**EXERCISE OBJECTIVE**
Find how many lines contain the word "请在以下几个选项中选择唯一正确答案" and state that number alone.

#### RECORDS FOR THE TASK ####

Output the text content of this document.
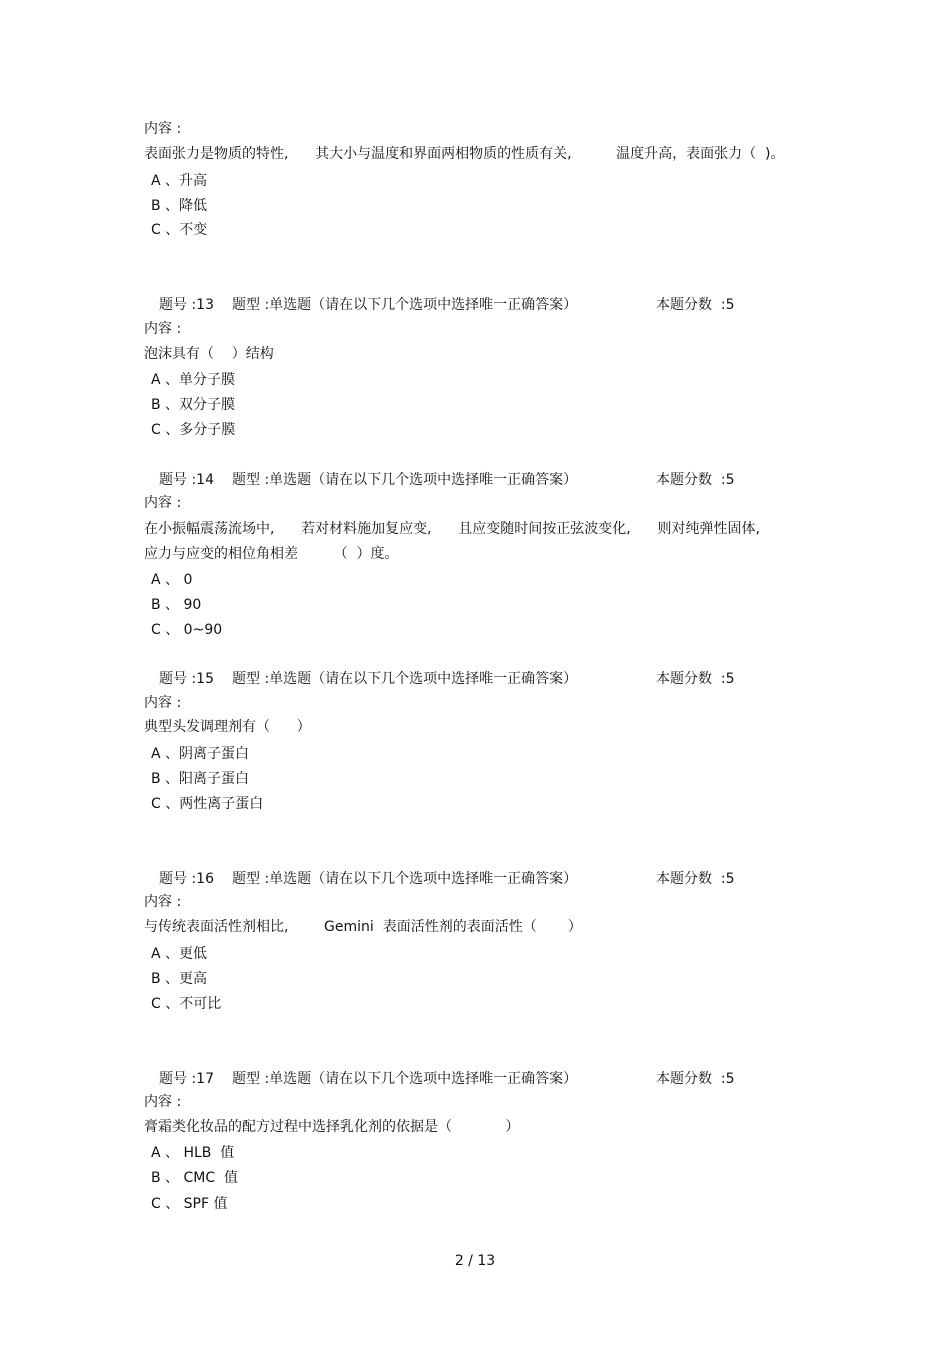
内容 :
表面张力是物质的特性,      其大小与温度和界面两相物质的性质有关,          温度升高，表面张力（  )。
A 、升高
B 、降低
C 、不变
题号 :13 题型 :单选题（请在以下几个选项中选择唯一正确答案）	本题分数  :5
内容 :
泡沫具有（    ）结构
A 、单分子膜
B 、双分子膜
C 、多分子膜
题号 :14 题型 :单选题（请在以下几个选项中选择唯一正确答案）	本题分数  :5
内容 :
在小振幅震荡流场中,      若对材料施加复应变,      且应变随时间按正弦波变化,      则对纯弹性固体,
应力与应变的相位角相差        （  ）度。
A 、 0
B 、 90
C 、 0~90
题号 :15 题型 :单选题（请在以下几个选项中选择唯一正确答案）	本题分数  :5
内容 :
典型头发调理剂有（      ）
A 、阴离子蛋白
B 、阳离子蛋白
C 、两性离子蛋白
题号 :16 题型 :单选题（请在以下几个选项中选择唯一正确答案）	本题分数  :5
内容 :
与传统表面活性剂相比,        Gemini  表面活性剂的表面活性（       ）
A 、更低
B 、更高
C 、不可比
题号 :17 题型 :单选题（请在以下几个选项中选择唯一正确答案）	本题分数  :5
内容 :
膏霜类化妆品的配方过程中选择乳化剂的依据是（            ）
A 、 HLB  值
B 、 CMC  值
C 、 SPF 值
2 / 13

####
#### RECORDS FOR THE TASK ####

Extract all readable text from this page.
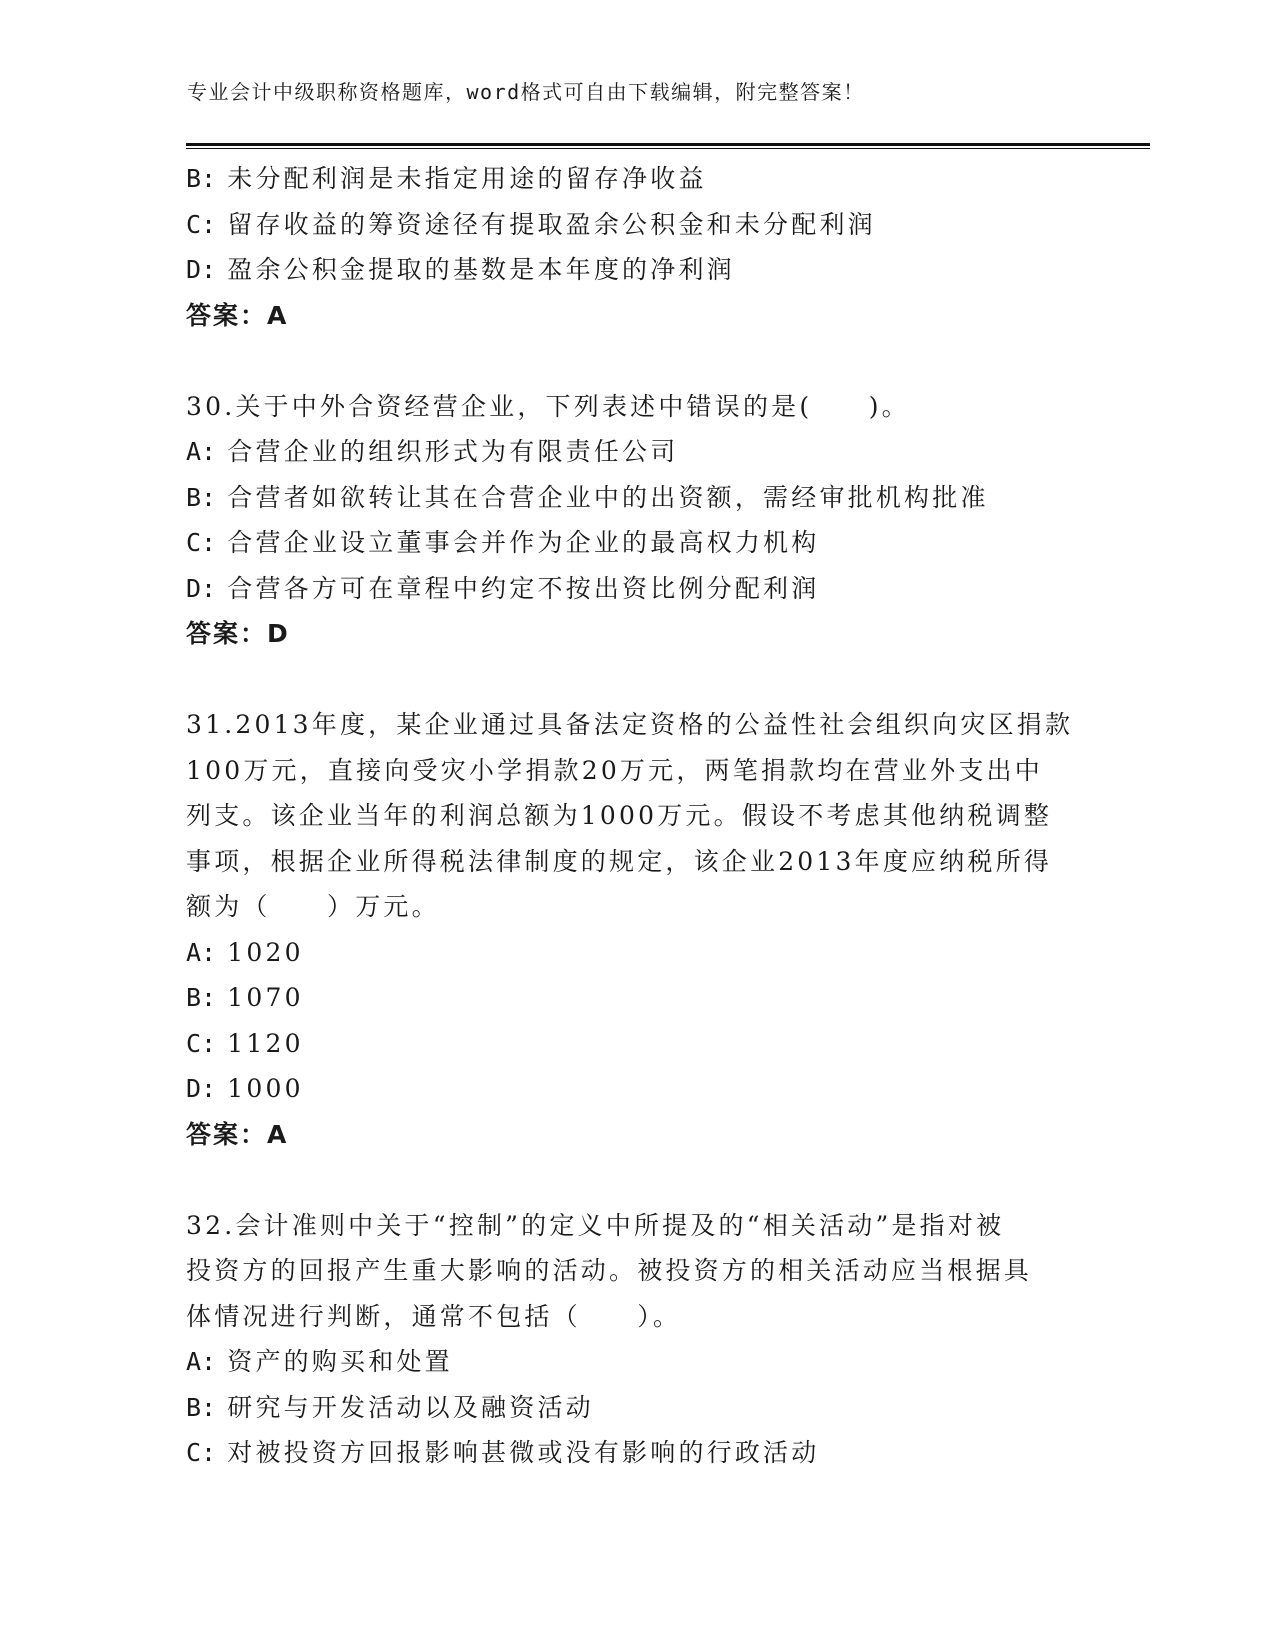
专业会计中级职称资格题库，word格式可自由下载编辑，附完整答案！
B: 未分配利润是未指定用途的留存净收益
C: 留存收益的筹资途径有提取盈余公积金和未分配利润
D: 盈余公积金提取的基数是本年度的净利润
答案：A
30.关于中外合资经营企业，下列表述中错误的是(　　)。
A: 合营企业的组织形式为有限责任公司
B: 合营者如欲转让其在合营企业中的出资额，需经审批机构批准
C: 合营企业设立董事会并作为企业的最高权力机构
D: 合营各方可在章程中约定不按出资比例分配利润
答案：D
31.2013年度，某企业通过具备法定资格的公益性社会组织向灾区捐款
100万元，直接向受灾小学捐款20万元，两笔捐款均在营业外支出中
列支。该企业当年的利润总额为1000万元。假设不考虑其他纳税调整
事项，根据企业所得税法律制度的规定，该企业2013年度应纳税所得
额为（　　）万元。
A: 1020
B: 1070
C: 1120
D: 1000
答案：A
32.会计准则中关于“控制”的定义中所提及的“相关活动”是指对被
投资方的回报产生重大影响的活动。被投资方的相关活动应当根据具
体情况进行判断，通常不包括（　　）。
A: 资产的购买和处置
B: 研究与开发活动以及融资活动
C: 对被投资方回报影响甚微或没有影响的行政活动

####

**OUTPUT**
5